>> Start SOURCE MATERIAL
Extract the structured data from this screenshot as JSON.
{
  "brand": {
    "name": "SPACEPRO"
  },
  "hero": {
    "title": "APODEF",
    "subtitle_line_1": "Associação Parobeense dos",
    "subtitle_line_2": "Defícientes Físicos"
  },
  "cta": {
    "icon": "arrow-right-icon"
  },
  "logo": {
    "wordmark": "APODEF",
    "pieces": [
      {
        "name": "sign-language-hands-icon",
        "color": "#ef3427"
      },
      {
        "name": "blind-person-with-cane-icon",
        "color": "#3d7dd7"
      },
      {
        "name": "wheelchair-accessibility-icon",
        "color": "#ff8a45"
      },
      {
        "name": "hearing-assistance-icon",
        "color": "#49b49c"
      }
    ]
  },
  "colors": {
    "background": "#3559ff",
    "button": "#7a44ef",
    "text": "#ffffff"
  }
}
>> End SOURCE MATERIAL
WHAT IS EXPECTED
Copy each record from above exactly, and include every line.

EXERCISE RESPONSE
Extract the structured data from this screenshot as JSON.
{
  "brand": {
    "name": "SPACEPRO"
  },
  "hero": {
    "title": "APODEF",
    "subtitle_line_1": "Associação Parobeense dos",
    "subtitle_line_2": "Defícientes Físicos"
  },
  "cta": {
    "icon": "arrow-right-icon"
  },
  "logo": {
    "wordmark": "APODEF",
    "pieces": [
      {
        "name": "sign-language-hands-icon",
        "color": "#ef3427"
      },
      {
        "name": "blind-person-with-cane-icon",
        "color": "#3d7dd7"
      },
      {
        "name": "wheelchair-accessibility-icon",
        "color": "#ff8a45"
      },
      {
        "name": "hearing-assistance-icon",
        "color": "#49b49c"
      }
    ]
  },
  "colors": {
    "background": "#3559ff",
    "button": "#7a44ef",
    "text": "#ffffff"
  }
}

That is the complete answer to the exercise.